Identify the lines that contain the word "accent" and copy each one.

EXERCISE INPUTS
........
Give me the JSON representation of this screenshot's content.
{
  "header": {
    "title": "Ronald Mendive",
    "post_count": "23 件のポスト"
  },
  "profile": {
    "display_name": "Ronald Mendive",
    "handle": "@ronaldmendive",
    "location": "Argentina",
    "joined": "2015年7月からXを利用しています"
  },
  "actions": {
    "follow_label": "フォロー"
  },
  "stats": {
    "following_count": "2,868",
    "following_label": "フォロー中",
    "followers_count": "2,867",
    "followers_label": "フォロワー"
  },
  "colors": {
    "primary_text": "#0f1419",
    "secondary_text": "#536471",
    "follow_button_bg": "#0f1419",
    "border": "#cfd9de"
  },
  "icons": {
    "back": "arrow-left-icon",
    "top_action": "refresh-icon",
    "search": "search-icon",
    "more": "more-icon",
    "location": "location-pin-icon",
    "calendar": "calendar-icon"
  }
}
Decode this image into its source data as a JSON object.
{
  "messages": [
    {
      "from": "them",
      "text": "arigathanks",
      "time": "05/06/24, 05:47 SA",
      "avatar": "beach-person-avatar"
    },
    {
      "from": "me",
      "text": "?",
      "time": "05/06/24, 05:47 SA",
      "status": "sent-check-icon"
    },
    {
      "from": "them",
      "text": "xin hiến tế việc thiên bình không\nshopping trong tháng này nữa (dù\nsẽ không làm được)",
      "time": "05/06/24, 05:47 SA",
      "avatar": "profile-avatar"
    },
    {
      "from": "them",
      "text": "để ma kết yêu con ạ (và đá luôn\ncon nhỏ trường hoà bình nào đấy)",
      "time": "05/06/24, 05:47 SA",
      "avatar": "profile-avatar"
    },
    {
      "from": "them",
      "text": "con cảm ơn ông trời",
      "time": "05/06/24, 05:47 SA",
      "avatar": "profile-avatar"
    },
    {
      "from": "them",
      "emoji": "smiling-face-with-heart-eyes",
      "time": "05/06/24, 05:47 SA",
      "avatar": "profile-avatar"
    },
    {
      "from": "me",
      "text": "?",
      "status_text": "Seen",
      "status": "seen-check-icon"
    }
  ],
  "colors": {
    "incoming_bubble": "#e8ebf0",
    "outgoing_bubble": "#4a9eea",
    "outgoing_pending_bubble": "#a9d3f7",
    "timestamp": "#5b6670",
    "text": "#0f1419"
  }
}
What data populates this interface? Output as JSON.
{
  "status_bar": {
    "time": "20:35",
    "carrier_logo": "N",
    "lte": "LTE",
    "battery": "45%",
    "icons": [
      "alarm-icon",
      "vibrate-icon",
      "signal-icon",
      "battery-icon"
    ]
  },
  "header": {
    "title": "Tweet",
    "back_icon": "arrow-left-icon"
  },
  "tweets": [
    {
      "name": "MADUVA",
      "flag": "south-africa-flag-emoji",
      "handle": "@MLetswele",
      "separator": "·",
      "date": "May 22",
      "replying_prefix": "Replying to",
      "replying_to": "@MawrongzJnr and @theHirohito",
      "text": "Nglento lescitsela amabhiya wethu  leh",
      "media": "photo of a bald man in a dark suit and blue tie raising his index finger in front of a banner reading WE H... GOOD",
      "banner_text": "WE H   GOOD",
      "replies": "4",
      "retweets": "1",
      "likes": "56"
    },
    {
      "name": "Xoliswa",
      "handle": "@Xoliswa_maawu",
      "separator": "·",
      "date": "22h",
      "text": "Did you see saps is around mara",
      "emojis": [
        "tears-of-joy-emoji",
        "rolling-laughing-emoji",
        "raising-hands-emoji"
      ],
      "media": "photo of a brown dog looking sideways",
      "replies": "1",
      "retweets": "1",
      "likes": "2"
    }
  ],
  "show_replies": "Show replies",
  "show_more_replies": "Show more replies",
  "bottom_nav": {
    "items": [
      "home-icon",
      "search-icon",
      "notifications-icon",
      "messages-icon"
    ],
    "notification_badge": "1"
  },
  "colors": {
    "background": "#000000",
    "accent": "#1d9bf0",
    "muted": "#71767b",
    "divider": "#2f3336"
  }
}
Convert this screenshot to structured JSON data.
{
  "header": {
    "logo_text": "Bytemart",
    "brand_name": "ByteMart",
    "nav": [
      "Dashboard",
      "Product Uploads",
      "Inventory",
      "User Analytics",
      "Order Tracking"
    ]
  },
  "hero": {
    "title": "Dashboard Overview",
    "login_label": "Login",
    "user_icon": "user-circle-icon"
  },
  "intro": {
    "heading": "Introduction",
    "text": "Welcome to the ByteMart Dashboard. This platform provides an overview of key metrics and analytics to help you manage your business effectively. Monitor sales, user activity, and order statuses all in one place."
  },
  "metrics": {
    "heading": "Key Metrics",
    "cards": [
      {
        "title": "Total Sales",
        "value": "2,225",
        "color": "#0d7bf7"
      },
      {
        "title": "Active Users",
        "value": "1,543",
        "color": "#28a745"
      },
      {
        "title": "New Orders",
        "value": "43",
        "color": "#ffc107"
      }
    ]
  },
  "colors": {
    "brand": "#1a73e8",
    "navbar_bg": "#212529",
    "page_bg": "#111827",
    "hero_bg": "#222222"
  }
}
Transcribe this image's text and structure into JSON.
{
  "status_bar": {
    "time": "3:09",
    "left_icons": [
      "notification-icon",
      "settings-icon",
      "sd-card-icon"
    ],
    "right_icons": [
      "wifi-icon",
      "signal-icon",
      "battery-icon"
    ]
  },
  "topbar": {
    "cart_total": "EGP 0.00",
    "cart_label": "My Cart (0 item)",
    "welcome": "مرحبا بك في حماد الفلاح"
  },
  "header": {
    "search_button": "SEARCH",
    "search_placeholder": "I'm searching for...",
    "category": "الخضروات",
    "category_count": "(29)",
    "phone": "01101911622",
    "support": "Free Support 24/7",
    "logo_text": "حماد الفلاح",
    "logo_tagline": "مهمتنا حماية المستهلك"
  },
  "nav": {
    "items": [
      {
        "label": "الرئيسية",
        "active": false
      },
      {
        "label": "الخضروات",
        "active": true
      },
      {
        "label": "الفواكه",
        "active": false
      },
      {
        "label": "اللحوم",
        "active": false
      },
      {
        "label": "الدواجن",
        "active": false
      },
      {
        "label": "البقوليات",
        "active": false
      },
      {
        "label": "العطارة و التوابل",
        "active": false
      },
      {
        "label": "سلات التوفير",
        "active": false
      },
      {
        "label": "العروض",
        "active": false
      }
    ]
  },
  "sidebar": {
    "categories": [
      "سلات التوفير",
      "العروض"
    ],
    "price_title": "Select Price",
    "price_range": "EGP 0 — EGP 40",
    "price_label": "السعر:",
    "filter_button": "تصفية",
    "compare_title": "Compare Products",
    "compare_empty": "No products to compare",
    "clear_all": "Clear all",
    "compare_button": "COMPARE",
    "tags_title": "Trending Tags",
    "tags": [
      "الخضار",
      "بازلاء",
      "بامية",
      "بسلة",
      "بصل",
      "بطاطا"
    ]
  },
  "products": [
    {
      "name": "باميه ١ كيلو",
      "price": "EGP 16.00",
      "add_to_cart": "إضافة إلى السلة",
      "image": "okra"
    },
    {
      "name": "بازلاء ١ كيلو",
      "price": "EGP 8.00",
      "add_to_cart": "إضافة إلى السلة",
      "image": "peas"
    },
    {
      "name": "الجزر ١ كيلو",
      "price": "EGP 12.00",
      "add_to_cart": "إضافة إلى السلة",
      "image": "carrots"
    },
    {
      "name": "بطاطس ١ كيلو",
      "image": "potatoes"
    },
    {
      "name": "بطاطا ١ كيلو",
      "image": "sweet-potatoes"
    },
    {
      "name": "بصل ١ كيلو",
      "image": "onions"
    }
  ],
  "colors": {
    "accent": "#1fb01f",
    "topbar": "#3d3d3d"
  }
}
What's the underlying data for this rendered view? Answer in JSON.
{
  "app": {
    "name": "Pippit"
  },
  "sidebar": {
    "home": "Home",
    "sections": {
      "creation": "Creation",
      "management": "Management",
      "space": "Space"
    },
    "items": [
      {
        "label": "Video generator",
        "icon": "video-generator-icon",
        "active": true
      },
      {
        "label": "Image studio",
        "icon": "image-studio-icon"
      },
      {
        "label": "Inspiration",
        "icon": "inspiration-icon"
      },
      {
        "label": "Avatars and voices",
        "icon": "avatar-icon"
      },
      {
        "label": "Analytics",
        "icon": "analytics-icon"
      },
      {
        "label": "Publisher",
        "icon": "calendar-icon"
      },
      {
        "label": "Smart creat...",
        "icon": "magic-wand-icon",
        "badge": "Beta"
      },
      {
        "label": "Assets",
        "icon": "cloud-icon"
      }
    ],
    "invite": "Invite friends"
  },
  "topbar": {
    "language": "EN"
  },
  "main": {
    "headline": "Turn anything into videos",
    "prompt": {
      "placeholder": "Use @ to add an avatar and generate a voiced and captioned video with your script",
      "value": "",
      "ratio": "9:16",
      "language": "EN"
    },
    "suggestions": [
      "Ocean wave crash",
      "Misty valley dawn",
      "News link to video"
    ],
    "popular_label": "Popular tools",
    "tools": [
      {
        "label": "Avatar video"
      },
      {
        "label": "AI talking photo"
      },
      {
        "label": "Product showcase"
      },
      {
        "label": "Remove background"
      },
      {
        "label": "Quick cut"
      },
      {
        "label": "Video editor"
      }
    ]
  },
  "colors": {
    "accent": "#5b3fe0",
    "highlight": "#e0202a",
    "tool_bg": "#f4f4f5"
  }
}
........
EXERCISE SOLUTION
    "accent": "#1d9bf0",
    "accent": "#1fb01f",
    "accent": "#5b3fe0",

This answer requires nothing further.